*Given entries*

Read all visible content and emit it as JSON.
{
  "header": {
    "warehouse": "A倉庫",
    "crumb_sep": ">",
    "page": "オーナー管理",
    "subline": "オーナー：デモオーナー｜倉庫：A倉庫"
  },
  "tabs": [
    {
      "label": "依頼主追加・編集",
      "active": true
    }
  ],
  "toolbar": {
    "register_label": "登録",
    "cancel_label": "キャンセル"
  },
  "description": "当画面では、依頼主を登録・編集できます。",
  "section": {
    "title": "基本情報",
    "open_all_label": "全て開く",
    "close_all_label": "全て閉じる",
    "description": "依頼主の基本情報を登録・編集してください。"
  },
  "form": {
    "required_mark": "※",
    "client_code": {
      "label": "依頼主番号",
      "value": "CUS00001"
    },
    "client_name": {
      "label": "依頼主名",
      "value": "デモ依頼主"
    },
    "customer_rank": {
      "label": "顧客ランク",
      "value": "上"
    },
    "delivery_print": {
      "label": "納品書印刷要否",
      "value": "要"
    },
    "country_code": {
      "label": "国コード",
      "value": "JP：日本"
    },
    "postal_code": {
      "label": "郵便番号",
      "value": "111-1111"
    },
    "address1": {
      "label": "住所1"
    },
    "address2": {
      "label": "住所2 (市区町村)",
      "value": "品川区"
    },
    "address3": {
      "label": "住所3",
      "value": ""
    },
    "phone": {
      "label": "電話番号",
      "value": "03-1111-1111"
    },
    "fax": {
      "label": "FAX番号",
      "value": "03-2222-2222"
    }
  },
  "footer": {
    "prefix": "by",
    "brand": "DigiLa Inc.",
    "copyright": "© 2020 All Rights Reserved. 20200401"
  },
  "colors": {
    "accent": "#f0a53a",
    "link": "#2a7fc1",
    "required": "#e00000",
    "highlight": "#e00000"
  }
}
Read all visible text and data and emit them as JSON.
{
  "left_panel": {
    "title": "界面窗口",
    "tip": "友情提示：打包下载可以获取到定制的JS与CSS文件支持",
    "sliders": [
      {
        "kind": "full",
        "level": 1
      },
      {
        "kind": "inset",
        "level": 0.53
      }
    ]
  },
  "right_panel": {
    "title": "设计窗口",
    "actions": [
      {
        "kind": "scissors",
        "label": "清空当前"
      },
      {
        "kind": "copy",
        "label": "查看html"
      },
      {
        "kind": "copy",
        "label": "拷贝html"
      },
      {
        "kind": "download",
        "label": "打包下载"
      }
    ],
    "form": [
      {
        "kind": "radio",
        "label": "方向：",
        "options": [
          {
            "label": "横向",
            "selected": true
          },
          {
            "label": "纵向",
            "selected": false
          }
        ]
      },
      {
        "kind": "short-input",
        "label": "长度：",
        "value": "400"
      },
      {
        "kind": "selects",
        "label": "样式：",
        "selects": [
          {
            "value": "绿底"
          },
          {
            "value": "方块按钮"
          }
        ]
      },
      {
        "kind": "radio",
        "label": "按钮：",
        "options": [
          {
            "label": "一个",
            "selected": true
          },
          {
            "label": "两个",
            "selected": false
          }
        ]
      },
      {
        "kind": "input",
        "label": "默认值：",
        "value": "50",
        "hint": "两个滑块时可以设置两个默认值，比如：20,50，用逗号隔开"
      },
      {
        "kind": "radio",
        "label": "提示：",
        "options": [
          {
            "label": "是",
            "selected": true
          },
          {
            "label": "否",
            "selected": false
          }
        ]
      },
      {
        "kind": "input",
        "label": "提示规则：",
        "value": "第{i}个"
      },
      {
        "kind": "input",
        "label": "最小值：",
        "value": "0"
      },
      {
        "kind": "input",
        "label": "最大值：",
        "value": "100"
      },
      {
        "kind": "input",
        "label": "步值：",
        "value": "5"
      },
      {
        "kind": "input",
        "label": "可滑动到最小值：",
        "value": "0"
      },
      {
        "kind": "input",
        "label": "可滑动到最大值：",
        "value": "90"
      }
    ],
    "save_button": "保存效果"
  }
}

*Work instructions*
Return all of the above records exactly, leaving no line out.

*Exercise solution*
Read all visible content and emit it as JSON.
{
  "header": {
    "warehouse": "A倉庫",
    "crumb_sep": ">",
    "page": "オーナー管理",
    "subline": "オーナー：デモオーナー｜倉庫：A倉庫"
  },
  "tabs": [
    {
      "label": "依頼主追加・編集",
      "active": true
    }
  ],
  "toolbar": {
    "register_label": "登録",
    "cancel_label": "キャンセル"
  },
  "description": "当画面では、依頼主を登録・編集できます。",
  "section": {
    "title": "基本情報",
    "open_all_label": "全て開く",
    "close_all_label": "全て閉じる",
    "description": "依頼主の基本情報を登録・編集してください。"
  },
  "form": {
    "required_mark": "※",
    "client_code": {
      "label": "依頼主番号",
      "value": "CUS00001"
    },
    "client_name": {
      "label": "依頼主名",
      "value": "デモ依頼主"
    },
    "customer_rank": {
      "label": "顧客ランク",
      "value": "上"
    },
    "delivery_print": {
      "label": "納品書印刷要否",
      "value": "要"
    },
    "country_code": {
      "label": "国コード",
      "value": "JP：日本"
    },
    "postal_code": {
      "label": "郵便番号",
      "value": "111-1111"
    },
    "address1": {
      "label": "住所1"
    },
    "address2": {
      "label": "住所2 (市区町村)",
      "value": "品川区"
    },
    "address3": {
      "label": "住所3",
      "value": ""
    },
    "phone": {
      "label": "電話番号",
      "value": "03-1111-1111"
    },
    "fax": {
      "label": "FAX番号",
      "value": "03-2222-2222"
    }
  },
  "footer": {
    "prefix": "by",
    "brand": "DigiLa Inc.",
    "copyright": "© 2020 All Rights Reserved. 20200401"
  },
  "colors": {
    "accent": "#f0a53a",
    "link": "#2a7fc1",
    "required": "#e00000",
    "highlight": "#e00000"
  }
}
Read all visible text and data and emit them as JSON.
{
  "left_panel": {
    "title": "界面窗口",
    "tip": "友情提示：打包下载可以获取到定制的JS与CSS文件支持",
    "sliders": [
      {
        "kind": "full",
        "level": 1
      },
      {
        "kind": "inset",
        "level": 0.53
      }
    ]
  },
  "right_panel": {
    "title": "设计窗口",
    "actions": [
      {
        "kind": "scissors",
        "label": "清空当前"
      },
      {
        "kind": "copy",
        "label": "查看html"
      },
      {
        "kind": "copy",
        "label": "拷贝html"
      },
      {
        "kind": "download",
        "label": "打包下载"
      }
    ],
    "form": [
      {
        "kind": "radio",
        "label": "方向：",
        "options": [
          {
            "label": "横向",
            "selected": true
          },
          {
            "label": "纵向",
            "selected": false
          }
        ]
      },
      {
        "kind": "short-input",
        "label": "长度：",
        "value": "400"
      },
      {
        "kind": "selects",
        "label": "样式：",
        "selects": [
          {
            "value": "绿底"
          },
          {
            "value": "方块按钮"
          }
        ]
      },
      {
        "kind": "radio",
        "label": "按钮：",
        "options": [
          {
            "label": "一个",
            "selected": true
          },
          {
            "label": "两个",
            "selected": false
          }
        ]
      },
      {
        "kind": "input",
        "label": "默认值：",
        "value": "50",
        "hint": "两个滑块时可以设置两个默认值，比如：20,50，用逗号隔开"
      },
      {
        "kind": "radio",
        "label": "提示：",
        "options": [
          {
            "label": "是",
            "selected": true
          },
          {
            "label": "否",
            "selected": false
          }
        ]
      },
      {
        "kind": "input",
        "label": "提示规则：",
        "value": "第{i}个"
      },
      {
        "kind": "input",
        "label": "最小值：",
        "value": "0"
      },
      {
        "kind": "input",
        "label": "最大值：",
        "value": "100"
      },
      {
        "kind": "input",
        "label": "步值：",
        "value": "5"
      },
      {
        "kind": "input",
        "label": "可滑动到最小值：",
        "value": "0"
      },
      {
        "kind": "input",
        "label": "可滑动到最大值：",
        "value": "90"
      }
    ],
    "save_button": "保存效果"
  }
}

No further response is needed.